* 課題 A *
外資系日本法人との付き合い方を述べた原文抜粋から、「日本の大手電線メーカーに11」で始まり「(2) 電話はしない方が良い。」で終わる部分を、一字も変えずに抜き出して返しなさい。

2020年2月29日土曜日

外資系日本法人との付き合い方

日本の大手電線メーカーに11年間、その後、米国IT系通信機器メーカーの日本法人に、スタート直後から22年間勤務した。その米国通信機器メーカーは、参画当時、全世界でも千数百人、日本法人は10名しかいない、まだまだベンチャー色が残る企業だった。その米国通信機器メーカーを退職し、現在は、米国IT系の光通信機器部品メーカーの日本法人立ち上げに携わっている。同時に、ドイツ系の映像機器・ケーブルベンダーの日本法人でもビジネス統轄を担い、欧米の外資系2社を同時に切り盛りしている身だ。

以上のように、いわゆる外資系のスタートアップ日本法人に27年間も携わってきた経験から、普通の日本企業に勤めている方々に対し、そうした外資系IT関連企業の日本法人との付き合い方について、ちょっとだけ役に立つかもしれないことを、少し書いておこうと思う。

(1) 外資系IT関連企業日本法人の日本人社員を日本人と思わない方が良い。
  日本語の上手な外国人だと思って接する方が無難である。
(2) 電話はしない方が良い。
  電話で仕事をする習慣がないので、たとえつながってもメールしておいてください、といわれるだけになる。
  日本人特有の、話をしながらムードで何かを伝えようとする、悪い言い方をすれば、ともすればとりとめのない話を進めていって、最後に何となく、あとはよろしく的なバーバルコミュニケーションに不慣れなので、結局何も伝わらない。
  チームで仕事をするという習慣がないだけでなく、日本企業と比較したら殺人的に少人数で広い分野を担当するのが常であるため、会社の代表などに電話をしても、なかなか本人に伝わらない。伝わっても、ついつい後回しにされる。
  本人の携帯電話を知っている場合でも、気をつけないと相手は海外出張中で、時差の関係で貴方の電話は現地の夜中に叩き起こす電話になりかねない。
(3) Emailで何かを伝えるときは箇条書きにする。

* 課題 B *
下に示す行データのうち、「search-input[interactable]: Search in」を含む行から始まり「mention-link[interactable]: @Rufus William」を含む行で終わる範囲を、両端の行も含めてそのまま打ち直しなさい。

* 提供データ *
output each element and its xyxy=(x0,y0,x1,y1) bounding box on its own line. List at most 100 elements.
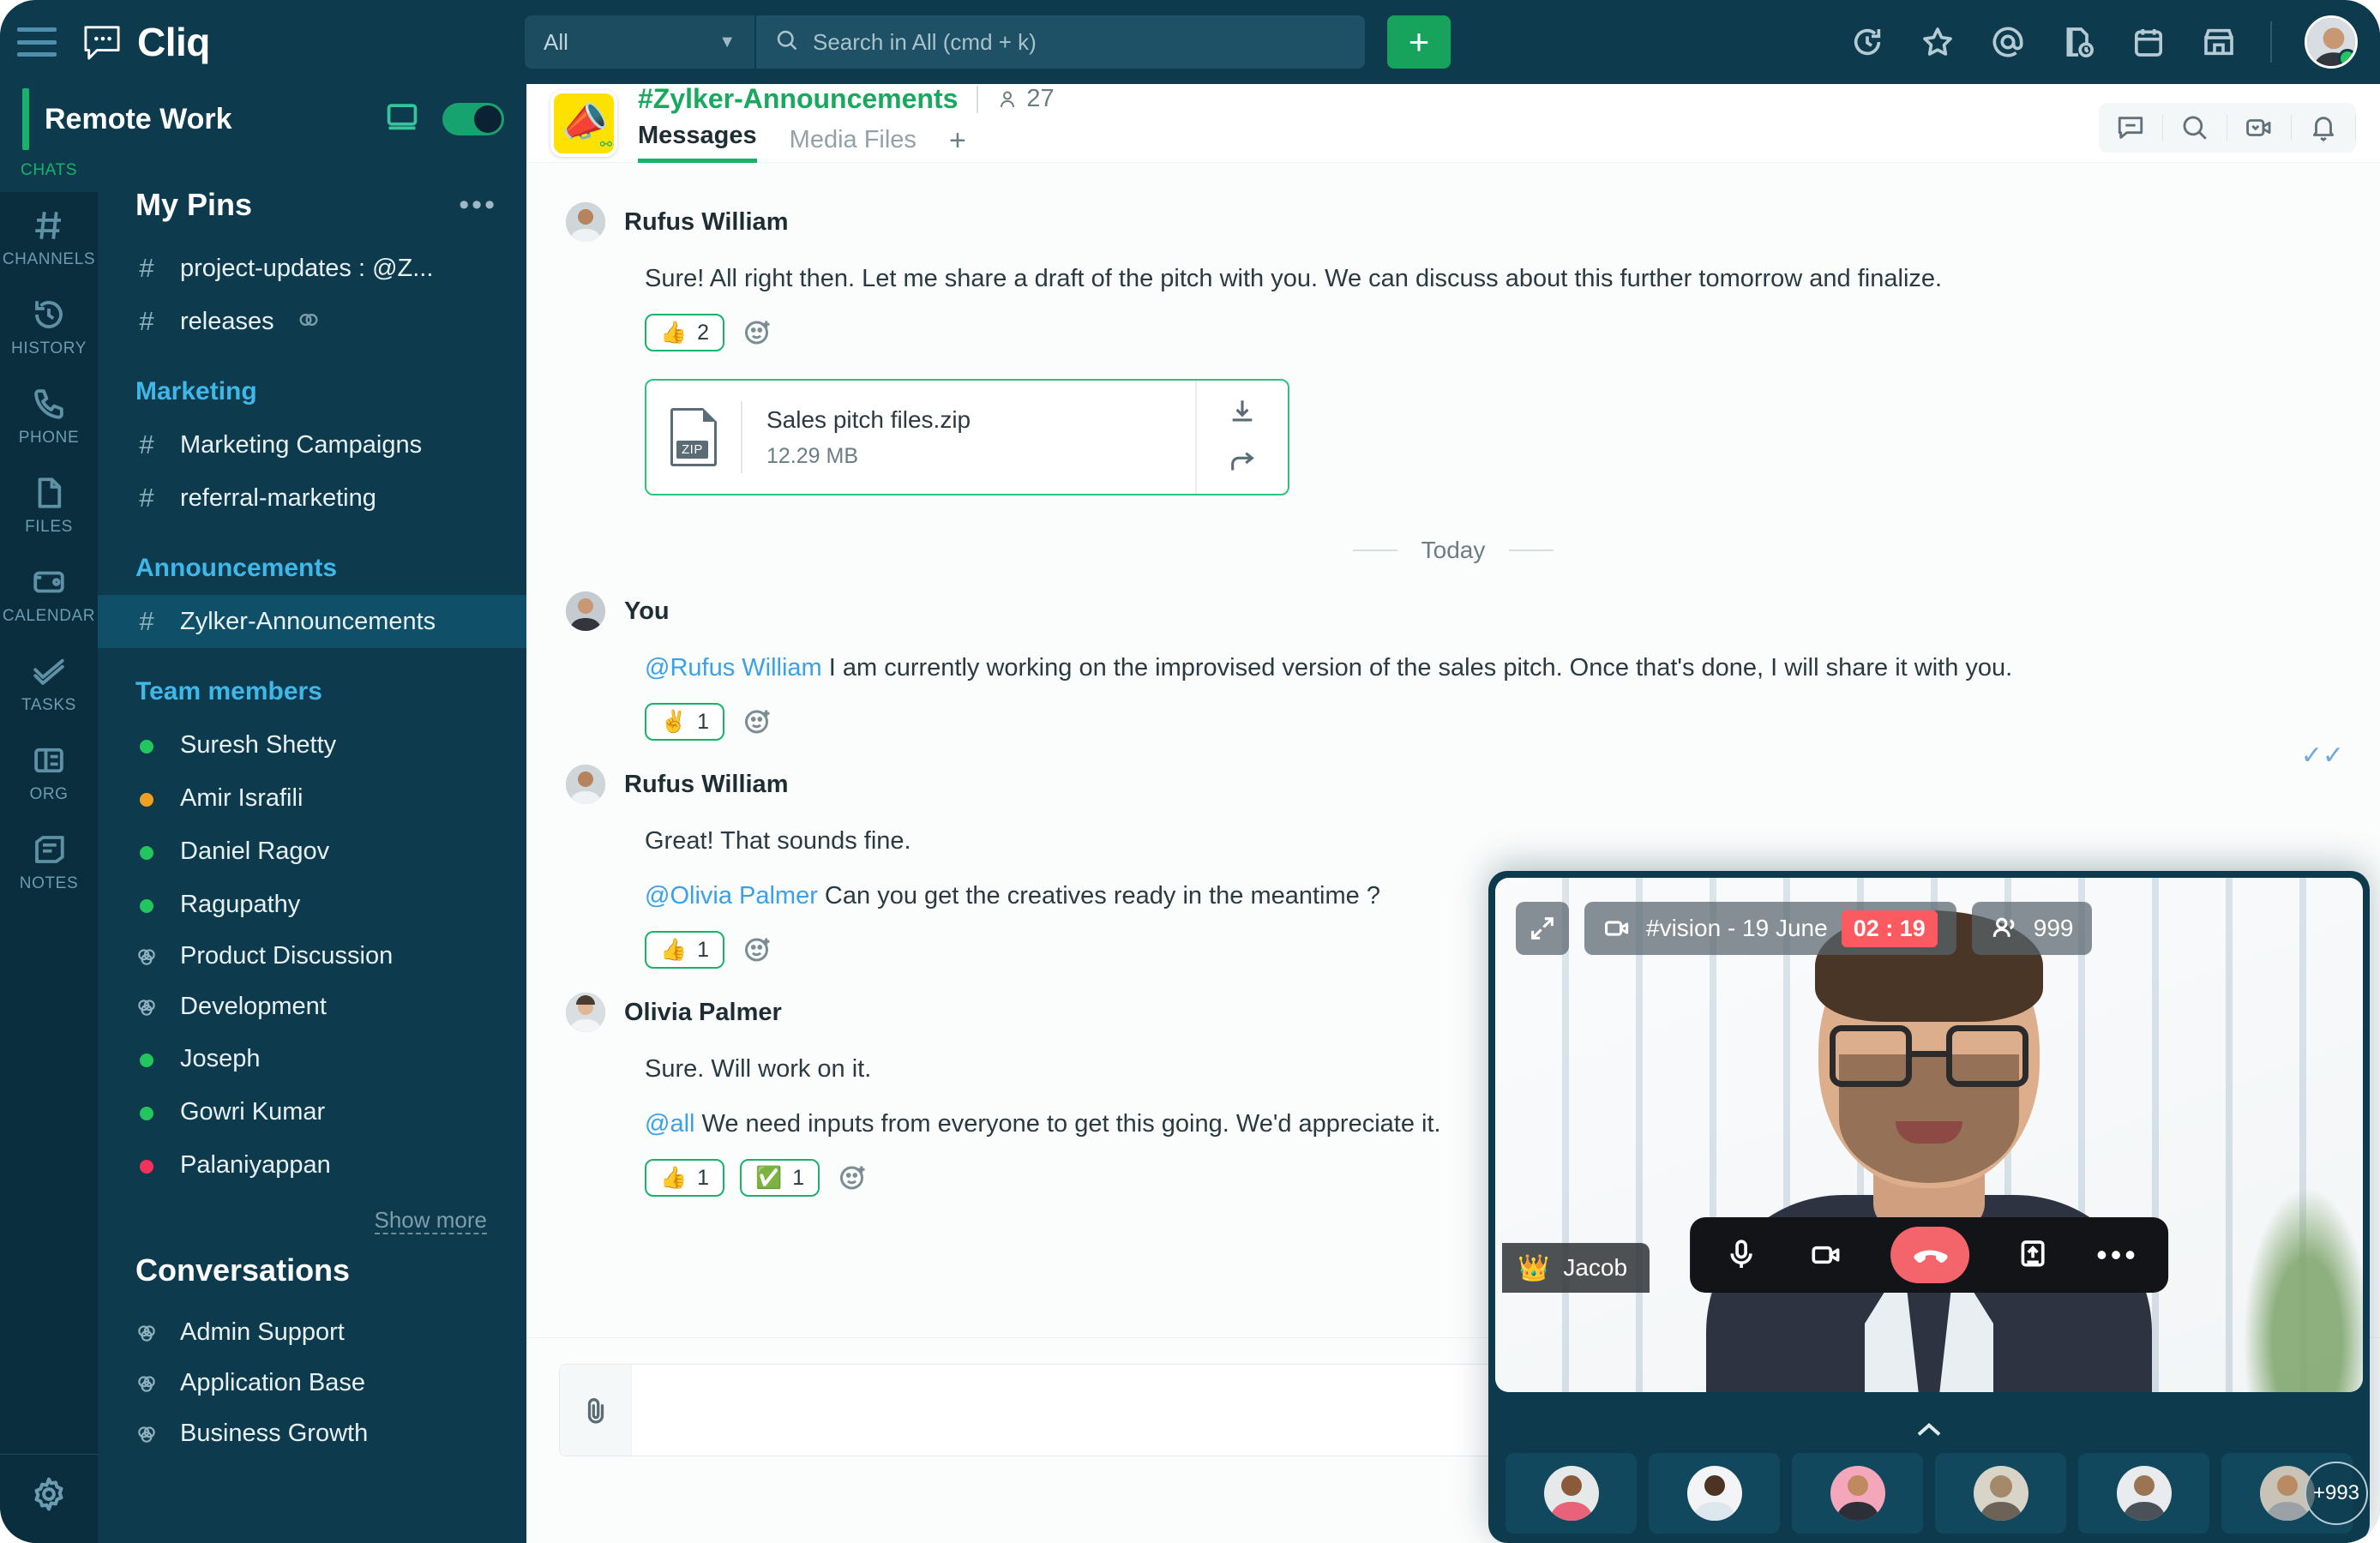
search-input[interactable]: Search in All (cmd + k) xyxy=(754,15,1365,69)
camera-icon[interactable] xyxy=(1805,1233,1849,1277)
pins-more-icon[interactable]: ••• xyxy=(459,189,497,222)
add-reaction-icon[interactable] xyxy=(740,315,776,351)
tab-add-button[interactable]: + xyxy=(949,124,966,163)
participant-tile[interactable] xyxy=(1506,1453,1637,1534)
bell-icon[interactable] xyxy=(2292,103,2355,153)
search-scope-dropdown[interactable]: All ▼ xyxy=(525,15,754,69)
screen-icon[interactable] xyxy=(386,103,418,136)
reminders-icon[interactable] xyxy=(2059,23,2097,61)
sidebar-item-marketing-campaigns[interactable]: # Marketing Campaigns xyxy=(98,418,526,471)
sidebar-item-releases[interactable]: # releases xyxy=(98,295,526,348)
reaction-chip[interactable]: 👍 1 xyxy=(645,1159,725,1198)
rail-item-calendar[interactable]: CALENDAR xyxy=(0,549,98,638)
reaction-chip[interactable]: ✌ 1 xyxy=(645,703,725,741)
reaction-chip[interactable]: ✅ 1 xyxy=(740,1159,820,1198)
participant-tile[interactable] xyxy=(2078,1453,2209,1534)
status-dot xyxy=(135,889,158,920)
search-icon[interactable] xyxy=(2163,103,2227,153)
gear-icon[interactable] xyxy=(30,1475,68,1517)
mention-link[interactable]: @Rufus William xyxy=(645,654,822,681)
sidebar-item-project-updates[interactable]: # project-updates : @Z... xyxy=(98,242,526,295)
workspace-title: Remote Work xyxy=(45,102,232,135)
reaction-count: 2 xyxy=(697,320,710,345)
sidebar-item-daniel-ragov[interactable]: Daniel Ragov xyxy=(98,825,526,878)
add-reaction-icon[interactable] xyxy=(835,1160,871,1196)
calendar-icon[interactable] xyxy=(2130,23,2167,61)
video-icon[interactable] xyxy=(2227,103,2291,153)
sidebar-item-joseph[interactable]: Joseph xyxy=(98,1032,526,1085)
status-dot xyxy=(135,836,158,867)
rail-label: CALENDAR xyxy=(2,607,96,625)
rail-label: CHATS xyxy=(21,161,77,179)
rail-item-org[interactable]: ORG xyxy=(0,727,98,816)
sidebar-item-application-base[interactable]: Application Base xyxy=(98,1358,526,1408)
rail-item-tasks[interactable]: TASKS xyxy=(0,638,98,727)
hash-icon: # xyxy=(139,429,154,459)
add-reaction-icon[interactable] xyxy=(740,704,776,740)
rail-label: PHONE xyxy=(18,429,80,447)
star-icon[interactable] xyxy=(1919,23,1956,61)
marketplace-icon[interactable] xyxy=(2200,23,2238,61)
rail-item-notes[interactable]: NOTES xyxy=(0,816,98,905)
channel-title[interactable]: #Zylker-Announcements xyxy=(638,83,958,115)
sidebar-item-ragupathy[interactable]: Ragupathy xyxy=(98,878,526,931)
mic-icon[interactable] xyxy=(1719,1233,1764,1277)
forward-icon[interactable] xyxy=(1228,448,1257,477)
participant-tile[interactable] xyxy=(1649,1453,1780,1534)
rail-item-files[interactable]: FILES xyxy=(0,459,98,549)
global-search: All ▼ Search in All (cmd + k) + xyxy=(525,15,1451,69)
sidebar-item-product-discussion[interactable]: Product Discussion xyxy=(98,931,526,982)
mentions-icon[interactable] xyxy=(1989,23,2027,61)
conversations-title: Conversations xyxy=(135,1252,351,1288)
call-participants-pill[interactable]: 999 xyxy=(1971,902,2093,955)
user-avatar[interactable] xyxy=(2305,15,2358,69)
more-icon[interactable]: ••• xyxy=(2096,1237,2139,1273)
reaction-chip[interactable]: 👍 1 xyxy=(645,931,725,970)
thread-icon[interactable] xyxy=(2099,103,2162,153)
screenshare-icon[interactable] xyxy=(2010,1233,2055,1277)
add-reaction-icon[interactable] xyxy=(740,932,776,968)
file-attachment[interactable]: ZIP Sales pitch files.zip 12.29 MB xyxy=(645,379,1289,496)
tab-messages[interactable]: Messages xyxy=(638,122,757,163)
sidebar-item-business-growth[interactable]: Business Growth xyxy=(98,1408,526,1459)
reaction-emoji: 👍 xyxy=(660,937,688,962)
member-count[interactable]: 27 xyxy=(997,85,1055,113)
mention-link[interactable]: @all xyxy=(645,1110,694,1138)
participant-tile[interactable]: +993 xyxy=(2221,1453,2368,1534)
sidebar-item-referral-marketing[interactable]: # referral-marketing xyxy=(98,471,526,525)
sidebar-item-amir-israfili[interactable]: Amir Israfili xyxy=(98,772,526,825)
person-icon xyxy=(1001,91,1015,107)
divider xyxy=(977,85,979,113)
reaction-count: 1 xyxy=(697,709,710,734)
rail-label: CHANNELS xyxy=(2,250,96,268)
sidebar-item-admin-support[interactable]: Admin Support xyxy=(98,1307,526,1358)
sidebar-item-palaniyappan[interactable]: Palaniyappan xyxy=(98,1138,526,1192)
rail-item-phone[interactable]: PHONE xyxy=(0,370,98,459)
paperclip-icon[interactable] xyxy=(560,1365,632,1456)
tab-media-files[interactable]: Media Files xyxy=(790,126,917,163)
participant-tile[interactable] xyxy=(1792,1453,1923,1534)
sidebar-item-development[interactable]: Development xyxy=(98,982,526,1032)
participant-tile[interactable] xyxy=(1935,1453,2066,1534)
mention-link[interactable]: @Olivia Palmer xyxy=(645,882,818,910)
sidebar-item-zylker-announcements[interactable]: # Zylker-Announcements xyxy=(98,595,526,648)
hangup-icon[interactable] xyxy=(1890,1227,1970,1283)
history-icon[interactable] xyxy=(1848,23,1886,61)
rail-settings[interactable] xyxy=(0,1454,98,1543)
workspace-accent-bar xyxy=(22,88,29,150)
pins-title: My Pins xyxy=(135,187,253,222)
collapse-strip-button[interactable] xyxy=(1901,1411,1957,1449)
expand-icon[interactable] xyxy=(1516,902,1569,955)
reaction-chip[interactable]: 👍 2 xyxy=(645,314,725,352)
rail-item-channels[interactable]: CHANNELS xyxy=(0,192,98,281)
download-icon[interactable] xyxy=(1228,397,1257,426)
message-text: Great! That sounds fine. xyxy=(645,827,911,856)
overflow-participants-badge[interactable]: +993 xyxy=(2305,1462,2368,1525)
sidebar-item-gowri-kumar[interactable]: Gowri Kumar xyxy=(98,1085,526,1138)
sidebar-item-suresh-shetty[interactable]: Suresh Shetty xyxy=(98,718,526,772)
new-chat-button[interactable]: + xyxy=(1387,15,1451,69)
rail-item-history[interactable]: HISTORY xyxy=(0,281,98,370)
menu-icon[interactable] xyxy=(17,27,57,57)
availability-toggle[interactable] xyxy=(442,103,504,135)
show-more-button[interactable]: Show more xyxy=(374,1207,487,1234)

* 正解出力 A *
日本の大手電線メーカーに11年間、その後、米国IT系通信機器メーカーの日本法人に、スタート直後から22年間勤務した。その米国通信機器メーカーは、参画当時、全世界でも千数百人、日本法人は10名しかいない、まだまだベンチャー色が残る企業だった。その米国通信機器メーカーを退職し、現在は、米国IT系の光通信機器部品メーカーの日本法人立ち上げに携わっている。同時に、ドイツ系の映像機器・ケーブルベンダーの日本法人でもビジネス統轄を担い、欧米の外資系2社を同時に切り盛りしている身だ。

以上のように、いわゆる外資系のスタートアップ日本法人に27年間も携わってきた経験から、普通の日本企業に勤めている方々に対し、そうした外資系IT関連企業の日本法人との付き合い方について、ちょっとだけ役に立つかもしれないことを、少し書いておこうと思う。

(1) 外資系IT関連企業日本法人の日本人社員を日本人と思わない方が良い。
  日本語の上手な外国人だと思って接する方が無難である。
(2) 電話はしない方が良い。

* 正解出力 B *
search-input[interactable]: Search in All (cmd + k) xyxy=(754,15,1365,69)
camera-icon[interactable] xyxy=(1805,1233,1849,1277)
pins-more-icon[interactable]: ••• xyxy=(459,189,497,222)
add-reaction-icon[interactable] xyxy=(740,315,776,351)
tab-add-button[interactable]: + xyxy=(949,124,966,163)
participant-tile[interactable] xyxy=(1506,1453,1637,1534)
bell-icon[interactable] xyxy=(2292,103,2355,153)
search-scope-dropdown[interactable]: All ▼ xyxy=(525,15,754,69)
screen-icon[interactable] xyxy=(386,103,418,136)
reminders-icon[interactable] xyxy=(2059,23,2097,61)
sidebar-item-marketing-campaigns[interactable]: # Marketing Campaigns xyxy=(98,418,526,471)
sidebar-item-releases[interactable]: # releases xyxy=(98,295,526,348)
reaction-chip[interactable]: 👍 1 xyxy=(645,1159,725,1198)
rail-item-calendar[interactable]: CALENDAR xyxy=(0,549,98,638)
reaction-chip[interactable]: ✌ 1 xyxy=(645,703,725,741)
reaction-chip[interactable]: ✅ 1 xyxy=(740,1159,820,1198)
participant-tile[interactable] xyxy=(2078,1453,2209,1534)
status-dot xyxy=(135,889,158,920)
search-icon[interactable] xyxy=(2163,103,2227,153)
gear-icon[interactable] xyxy=(30,1475,68,1517)
mention-link[interactable]: @Rufus William xyxy=(645,654,822,681)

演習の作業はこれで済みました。